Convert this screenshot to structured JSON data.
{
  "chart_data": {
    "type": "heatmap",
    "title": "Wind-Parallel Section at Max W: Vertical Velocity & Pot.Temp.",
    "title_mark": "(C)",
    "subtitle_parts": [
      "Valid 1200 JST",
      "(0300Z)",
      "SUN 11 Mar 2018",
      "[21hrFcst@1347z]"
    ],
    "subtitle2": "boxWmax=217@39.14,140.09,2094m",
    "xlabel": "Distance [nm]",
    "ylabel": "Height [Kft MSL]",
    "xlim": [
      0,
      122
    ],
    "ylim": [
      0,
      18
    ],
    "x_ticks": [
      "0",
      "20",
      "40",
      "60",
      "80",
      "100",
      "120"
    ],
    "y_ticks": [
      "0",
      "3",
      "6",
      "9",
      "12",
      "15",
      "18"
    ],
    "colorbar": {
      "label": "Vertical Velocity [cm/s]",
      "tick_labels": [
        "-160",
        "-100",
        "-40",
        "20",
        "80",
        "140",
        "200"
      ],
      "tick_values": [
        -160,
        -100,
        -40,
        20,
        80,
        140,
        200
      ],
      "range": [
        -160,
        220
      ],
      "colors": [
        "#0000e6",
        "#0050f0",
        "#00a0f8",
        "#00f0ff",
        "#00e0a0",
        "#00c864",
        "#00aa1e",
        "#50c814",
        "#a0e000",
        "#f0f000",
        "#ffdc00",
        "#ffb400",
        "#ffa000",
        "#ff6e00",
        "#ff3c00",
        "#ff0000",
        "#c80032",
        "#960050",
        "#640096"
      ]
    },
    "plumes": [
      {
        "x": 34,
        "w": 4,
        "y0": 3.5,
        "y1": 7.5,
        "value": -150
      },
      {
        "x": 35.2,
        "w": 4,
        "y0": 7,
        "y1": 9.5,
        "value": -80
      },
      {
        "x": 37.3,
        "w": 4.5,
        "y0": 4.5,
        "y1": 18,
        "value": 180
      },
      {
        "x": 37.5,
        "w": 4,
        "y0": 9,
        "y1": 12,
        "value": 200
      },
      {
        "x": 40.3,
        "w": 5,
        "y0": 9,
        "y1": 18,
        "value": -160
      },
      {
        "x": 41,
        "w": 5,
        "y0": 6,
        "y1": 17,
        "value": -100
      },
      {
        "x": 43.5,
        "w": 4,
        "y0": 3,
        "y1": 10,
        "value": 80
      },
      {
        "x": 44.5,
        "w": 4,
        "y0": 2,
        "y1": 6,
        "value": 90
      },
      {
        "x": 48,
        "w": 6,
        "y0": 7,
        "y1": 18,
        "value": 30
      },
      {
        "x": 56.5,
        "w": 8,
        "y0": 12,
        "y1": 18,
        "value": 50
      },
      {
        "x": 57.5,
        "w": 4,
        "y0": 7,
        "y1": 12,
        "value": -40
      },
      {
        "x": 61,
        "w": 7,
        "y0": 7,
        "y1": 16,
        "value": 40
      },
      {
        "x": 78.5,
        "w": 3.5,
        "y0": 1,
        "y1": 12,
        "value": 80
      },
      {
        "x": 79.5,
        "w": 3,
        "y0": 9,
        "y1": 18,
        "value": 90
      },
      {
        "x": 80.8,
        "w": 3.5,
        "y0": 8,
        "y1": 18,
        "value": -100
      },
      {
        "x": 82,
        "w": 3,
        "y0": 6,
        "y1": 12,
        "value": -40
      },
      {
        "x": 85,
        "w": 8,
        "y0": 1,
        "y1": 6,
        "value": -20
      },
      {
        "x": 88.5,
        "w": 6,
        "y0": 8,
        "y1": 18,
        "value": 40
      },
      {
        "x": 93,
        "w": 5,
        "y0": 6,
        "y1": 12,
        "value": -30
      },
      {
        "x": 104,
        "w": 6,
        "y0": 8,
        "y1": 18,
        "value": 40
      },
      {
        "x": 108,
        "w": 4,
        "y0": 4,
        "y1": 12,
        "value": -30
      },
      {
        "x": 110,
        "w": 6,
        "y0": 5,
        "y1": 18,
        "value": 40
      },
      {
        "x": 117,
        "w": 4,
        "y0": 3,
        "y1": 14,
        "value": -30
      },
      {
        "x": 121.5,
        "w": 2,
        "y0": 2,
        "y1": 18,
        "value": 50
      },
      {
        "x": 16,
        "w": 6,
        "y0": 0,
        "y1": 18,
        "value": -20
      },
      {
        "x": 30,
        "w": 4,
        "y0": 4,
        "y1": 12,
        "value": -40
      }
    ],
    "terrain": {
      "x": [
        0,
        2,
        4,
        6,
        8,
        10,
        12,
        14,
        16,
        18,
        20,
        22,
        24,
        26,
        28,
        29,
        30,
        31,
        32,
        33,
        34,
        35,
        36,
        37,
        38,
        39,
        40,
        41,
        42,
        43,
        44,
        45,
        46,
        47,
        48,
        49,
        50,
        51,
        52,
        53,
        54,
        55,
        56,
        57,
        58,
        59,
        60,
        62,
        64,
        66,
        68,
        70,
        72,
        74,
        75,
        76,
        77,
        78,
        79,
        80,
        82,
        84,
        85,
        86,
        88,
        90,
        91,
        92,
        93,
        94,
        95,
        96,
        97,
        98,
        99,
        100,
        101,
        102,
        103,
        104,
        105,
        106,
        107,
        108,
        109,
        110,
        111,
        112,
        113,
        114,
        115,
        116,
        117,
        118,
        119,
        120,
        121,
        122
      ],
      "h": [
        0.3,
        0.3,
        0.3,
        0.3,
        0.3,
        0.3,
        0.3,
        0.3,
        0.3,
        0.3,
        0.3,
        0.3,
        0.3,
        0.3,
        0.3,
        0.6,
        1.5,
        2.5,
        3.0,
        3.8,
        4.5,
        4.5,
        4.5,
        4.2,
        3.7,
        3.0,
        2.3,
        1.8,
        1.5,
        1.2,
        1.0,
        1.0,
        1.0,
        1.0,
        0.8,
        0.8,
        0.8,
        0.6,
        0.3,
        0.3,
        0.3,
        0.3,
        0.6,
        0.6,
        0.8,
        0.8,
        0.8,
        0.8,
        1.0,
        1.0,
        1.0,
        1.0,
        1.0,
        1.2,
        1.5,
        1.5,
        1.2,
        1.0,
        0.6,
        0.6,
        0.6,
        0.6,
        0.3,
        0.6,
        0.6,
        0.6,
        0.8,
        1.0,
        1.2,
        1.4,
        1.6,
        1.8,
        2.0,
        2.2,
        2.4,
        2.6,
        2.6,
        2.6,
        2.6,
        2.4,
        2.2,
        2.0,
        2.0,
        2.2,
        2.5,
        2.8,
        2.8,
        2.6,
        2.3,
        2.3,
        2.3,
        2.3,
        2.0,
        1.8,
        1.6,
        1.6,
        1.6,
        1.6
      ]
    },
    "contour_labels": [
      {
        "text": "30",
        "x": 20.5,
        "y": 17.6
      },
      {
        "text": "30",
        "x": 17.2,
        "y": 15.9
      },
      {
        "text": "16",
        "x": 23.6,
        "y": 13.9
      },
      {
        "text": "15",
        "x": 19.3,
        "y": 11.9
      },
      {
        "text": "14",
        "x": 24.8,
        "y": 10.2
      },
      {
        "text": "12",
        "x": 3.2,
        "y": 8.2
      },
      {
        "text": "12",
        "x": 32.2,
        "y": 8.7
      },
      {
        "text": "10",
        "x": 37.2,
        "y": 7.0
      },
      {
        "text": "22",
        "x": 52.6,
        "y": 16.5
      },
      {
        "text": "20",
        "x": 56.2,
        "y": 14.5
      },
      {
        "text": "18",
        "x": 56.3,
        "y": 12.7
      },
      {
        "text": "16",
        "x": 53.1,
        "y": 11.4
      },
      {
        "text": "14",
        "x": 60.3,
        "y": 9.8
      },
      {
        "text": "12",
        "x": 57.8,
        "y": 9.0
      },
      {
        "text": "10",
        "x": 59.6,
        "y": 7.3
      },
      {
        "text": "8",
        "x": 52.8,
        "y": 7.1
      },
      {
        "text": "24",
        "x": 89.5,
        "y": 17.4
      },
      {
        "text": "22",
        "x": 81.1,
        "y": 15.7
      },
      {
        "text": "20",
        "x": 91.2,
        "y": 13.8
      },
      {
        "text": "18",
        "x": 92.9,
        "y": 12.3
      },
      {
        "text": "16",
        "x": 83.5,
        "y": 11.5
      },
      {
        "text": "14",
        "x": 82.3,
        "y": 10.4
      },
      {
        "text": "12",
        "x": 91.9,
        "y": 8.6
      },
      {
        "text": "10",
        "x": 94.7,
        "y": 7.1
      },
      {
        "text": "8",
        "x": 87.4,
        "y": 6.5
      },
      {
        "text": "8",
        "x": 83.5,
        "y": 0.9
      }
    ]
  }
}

========================

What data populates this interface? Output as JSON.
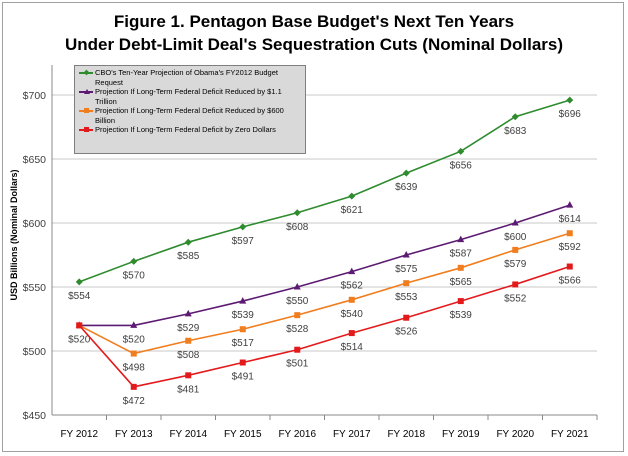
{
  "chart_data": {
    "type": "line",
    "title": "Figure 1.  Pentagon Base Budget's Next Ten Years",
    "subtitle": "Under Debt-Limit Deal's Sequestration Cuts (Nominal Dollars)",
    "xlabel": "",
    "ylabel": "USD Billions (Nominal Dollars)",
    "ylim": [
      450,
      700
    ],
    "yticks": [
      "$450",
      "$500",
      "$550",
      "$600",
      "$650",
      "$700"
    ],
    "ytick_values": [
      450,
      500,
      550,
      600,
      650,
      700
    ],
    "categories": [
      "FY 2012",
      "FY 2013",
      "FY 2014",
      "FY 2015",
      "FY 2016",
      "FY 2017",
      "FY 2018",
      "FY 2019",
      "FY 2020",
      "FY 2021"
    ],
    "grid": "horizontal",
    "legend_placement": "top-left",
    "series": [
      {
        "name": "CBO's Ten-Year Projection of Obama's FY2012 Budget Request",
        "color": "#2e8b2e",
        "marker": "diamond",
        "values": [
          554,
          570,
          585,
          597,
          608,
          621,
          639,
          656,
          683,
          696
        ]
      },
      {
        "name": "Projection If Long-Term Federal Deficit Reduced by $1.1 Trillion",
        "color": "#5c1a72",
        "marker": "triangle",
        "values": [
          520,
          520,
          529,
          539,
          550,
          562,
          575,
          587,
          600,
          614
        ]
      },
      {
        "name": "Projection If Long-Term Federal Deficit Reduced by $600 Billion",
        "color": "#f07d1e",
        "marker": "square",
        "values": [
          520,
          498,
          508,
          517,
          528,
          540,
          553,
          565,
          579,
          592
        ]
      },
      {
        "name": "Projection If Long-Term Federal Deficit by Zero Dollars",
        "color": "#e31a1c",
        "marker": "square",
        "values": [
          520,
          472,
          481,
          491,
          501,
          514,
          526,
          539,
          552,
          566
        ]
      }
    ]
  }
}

========================

# TO DO:
Which lines include "marker"? Copy each of them out.

# SOLUTION TO THIS EXERCISE:
        "marker": "diamond",
        "marker": "triangle",
        "marker": "square",
        "marker": "square",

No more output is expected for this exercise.